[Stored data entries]

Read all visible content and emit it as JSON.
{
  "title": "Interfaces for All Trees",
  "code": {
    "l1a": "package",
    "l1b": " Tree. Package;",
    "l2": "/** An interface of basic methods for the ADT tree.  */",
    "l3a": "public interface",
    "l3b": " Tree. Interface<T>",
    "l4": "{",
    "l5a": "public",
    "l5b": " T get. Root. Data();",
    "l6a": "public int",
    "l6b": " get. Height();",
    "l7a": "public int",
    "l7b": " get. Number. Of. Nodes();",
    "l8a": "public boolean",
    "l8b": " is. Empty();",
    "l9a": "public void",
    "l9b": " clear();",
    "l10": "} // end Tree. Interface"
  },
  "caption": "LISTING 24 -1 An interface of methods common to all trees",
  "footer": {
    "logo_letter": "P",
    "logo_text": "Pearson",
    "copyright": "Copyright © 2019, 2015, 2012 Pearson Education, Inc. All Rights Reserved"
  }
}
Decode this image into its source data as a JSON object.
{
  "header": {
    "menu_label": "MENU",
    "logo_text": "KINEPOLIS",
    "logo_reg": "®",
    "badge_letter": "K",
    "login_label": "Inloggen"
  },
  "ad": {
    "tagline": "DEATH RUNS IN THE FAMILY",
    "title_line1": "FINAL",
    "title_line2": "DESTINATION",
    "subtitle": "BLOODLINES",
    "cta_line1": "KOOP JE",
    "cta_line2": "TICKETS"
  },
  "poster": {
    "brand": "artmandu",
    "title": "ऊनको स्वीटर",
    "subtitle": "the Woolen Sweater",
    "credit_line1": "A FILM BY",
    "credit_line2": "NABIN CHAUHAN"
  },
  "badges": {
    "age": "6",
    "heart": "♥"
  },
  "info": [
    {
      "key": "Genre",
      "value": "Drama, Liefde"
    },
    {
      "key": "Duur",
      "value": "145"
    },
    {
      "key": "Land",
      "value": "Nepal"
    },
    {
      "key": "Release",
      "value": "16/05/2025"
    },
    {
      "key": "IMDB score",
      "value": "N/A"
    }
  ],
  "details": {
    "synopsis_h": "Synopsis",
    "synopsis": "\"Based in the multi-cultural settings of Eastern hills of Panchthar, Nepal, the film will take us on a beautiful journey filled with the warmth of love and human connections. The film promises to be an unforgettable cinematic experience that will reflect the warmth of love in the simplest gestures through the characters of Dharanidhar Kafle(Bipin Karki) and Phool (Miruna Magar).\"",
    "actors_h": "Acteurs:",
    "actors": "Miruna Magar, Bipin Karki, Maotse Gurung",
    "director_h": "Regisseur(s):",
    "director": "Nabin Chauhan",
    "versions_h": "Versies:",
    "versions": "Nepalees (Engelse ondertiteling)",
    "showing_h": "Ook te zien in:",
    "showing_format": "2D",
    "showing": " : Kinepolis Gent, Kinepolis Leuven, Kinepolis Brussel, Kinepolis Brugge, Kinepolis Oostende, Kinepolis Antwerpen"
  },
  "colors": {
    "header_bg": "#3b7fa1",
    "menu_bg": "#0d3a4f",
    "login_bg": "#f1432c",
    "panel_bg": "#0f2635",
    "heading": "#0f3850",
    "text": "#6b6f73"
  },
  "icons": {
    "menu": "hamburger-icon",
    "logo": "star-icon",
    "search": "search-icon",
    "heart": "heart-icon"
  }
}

_PROBLEM REQUIREMENTS:_
Of the lines above, copy each that contains "value".

_RESPONSE FOR THIS EXERCISE:_
      "value": "Drama, Liefde"
      "value": "145"
      "value": "Nepal"
      "value": "16/05/2025"
      "value": "N/A"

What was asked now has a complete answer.